• Excerpt:
# # #
23 January 2017
SPONSORSHIP SPEECH: THE NEW CENTRAL BANK ACT

 

     
 

Mr. President, Honorable Colleagues of this august Chamber:

As Chairperson of the Committee on Banks, Financial Institutions and Currencies, I rise to sponsor Committee Report No. 26, which recommends the approval of Senate Bill No. 1297 entitled, "An Act Amending Republic Act Number 7653, otherwise known as "The New Central Bank Act", and for other Purposes" which is a bill prepared by the Committee in substitution of Senate Bill Nos. 16, 859, 1027 and 1148 authored by Sens. Drilon, Recto, Ejercito and this representation.

Public hearings and Technical Working Group meetings were also held on 5 September 2016, 13 September 2016 and 11 October 2016.

Background:

Republic Act No. 7653 created the Bangko Sentral ng Pilipinas (BSP) pursuant to the directive in the 1987 Constitution mandating the establishment of an independent central monetary authority. The BSP replaced the old Central Bank of the Philippines, which had been established by Republic Act No. 265 in 1948. Twenty years after, the economic milieu in the Philippines has changed, globalization has increased the integration of financial markets, and the scope of operations of financial institutions has evolved. Undoubtedly, there is a need to respond to contemporary challenges by amending R.A. No. 7653 in order that the BSP shall remain effective in its conduct of monetary policy and supervision of entities within the financial system.

Salient Features:

The bill proposes to strengthen the tools which the BSP exercises in performing its mandates, supplement the mechanism in protecting savings of depositors and in ensuring the smooth flow of transactions in the financial system, as well as to enhance the corporate viability of the BSP. The salient features of the bill are as follows:

1. Strengthening BSP's Monetary Stability function

a) Restoration of authority to obtain data for purposes of statistical and policy development, as well as ascertaining compliance with laws and banking regulations, and authority to issue negotiable certificates of indebtedness even during normal times, both of which were powers granted to the old Central Bank of the Philippines; and

b) Removal of thresholds in the growth of monetary aggregates, credit and prices as guiding principles in monetary administration, in view of current international trends in monetary policy frameworks adopting inflation targeting.

2. Strengthening BSP's Financial Stability function

a) Formal statutory recognition of the BSP's mandate of promoting and maintaining financial stability in close coordination with other relevant agencies, as well as grant of statutory oversight of payment and settlement systems. Central Banks in Asia typically have a financial stability mandate. – China, Malaysia, Singapore.

3. Enhancing BSP's Prudential Supervision Function

a) Enhancement of BSP's supervisory authority by:

i) expanding the entities it supervises to include other categories of financial institutions;

ii) granting authority to impose sanctions on transfers and acquisitions of substantial shares of banks and quasi-banks without BSP approval;

iii) allowing full flexibility to conduct risk-based supervision of financial institutions;

iv) strengthening of administrative and criminal sanctions to include, among other things, forfeiture of profits from unauthorized financial transactions; and

v) improving resolution mechanisms to deal with problematic financial institutions; and

b) Legal protection for BSP officials and staff when performing official duties similar to that provided to officers and employees of the Philippine Deposit Insurance Corporation (PDIC) under the latter's charter (Republic Act No. 9576 as amended by Republic Act No. 10846).
# # #
List every Republic Act number cited in the sponsorship speech.

• Data rows:
# # #
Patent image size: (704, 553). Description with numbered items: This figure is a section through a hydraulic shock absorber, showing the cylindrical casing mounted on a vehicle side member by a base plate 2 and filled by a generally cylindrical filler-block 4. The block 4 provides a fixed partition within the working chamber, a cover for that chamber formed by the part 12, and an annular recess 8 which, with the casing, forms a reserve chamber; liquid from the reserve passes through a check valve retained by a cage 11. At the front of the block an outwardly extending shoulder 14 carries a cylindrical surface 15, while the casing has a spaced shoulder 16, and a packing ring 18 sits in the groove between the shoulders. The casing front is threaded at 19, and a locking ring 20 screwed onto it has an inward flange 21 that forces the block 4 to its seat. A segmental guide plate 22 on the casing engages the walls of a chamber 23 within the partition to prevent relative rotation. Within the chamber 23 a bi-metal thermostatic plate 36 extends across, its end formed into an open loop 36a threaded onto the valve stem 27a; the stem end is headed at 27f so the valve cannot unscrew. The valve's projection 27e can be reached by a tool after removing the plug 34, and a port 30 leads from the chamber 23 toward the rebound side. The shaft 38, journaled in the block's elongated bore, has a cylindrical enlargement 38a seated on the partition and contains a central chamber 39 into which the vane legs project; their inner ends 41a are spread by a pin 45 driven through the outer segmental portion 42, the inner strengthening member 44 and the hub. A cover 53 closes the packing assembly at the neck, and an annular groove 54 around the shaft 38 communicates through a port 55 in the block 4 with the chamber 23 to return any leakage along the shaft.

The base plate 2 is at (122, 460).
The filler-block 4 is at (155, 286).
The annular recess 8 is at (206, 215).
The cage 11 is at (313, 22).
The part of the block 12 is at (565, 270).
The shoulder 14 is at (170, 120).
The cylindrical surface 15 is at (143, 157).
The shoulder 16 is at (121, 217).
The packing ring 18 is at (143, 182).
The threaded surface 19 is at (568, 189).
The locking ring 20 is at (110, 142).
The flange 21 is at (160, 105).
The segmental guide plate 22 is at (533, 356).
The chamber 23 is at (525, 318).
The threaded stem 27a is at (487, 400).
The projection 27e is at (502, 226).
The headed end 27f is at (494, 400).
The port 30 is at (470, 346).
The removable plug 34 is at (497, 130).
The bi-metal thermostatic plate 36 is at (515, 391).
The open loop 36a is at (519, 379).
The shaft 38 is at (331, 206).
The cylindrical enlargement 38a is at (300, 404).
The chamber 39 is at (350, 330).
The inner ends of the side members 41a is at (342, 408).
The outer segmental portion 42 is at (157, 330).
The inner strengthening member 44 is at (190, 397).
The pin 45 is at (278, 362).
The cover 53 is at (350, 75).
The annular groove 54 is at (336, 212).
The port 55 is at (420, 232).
# # #
• Answer to this problem:
Republic Act No. 7653
Republic Act No. 265
Republic Act No. 9576
Republic Act No. 10846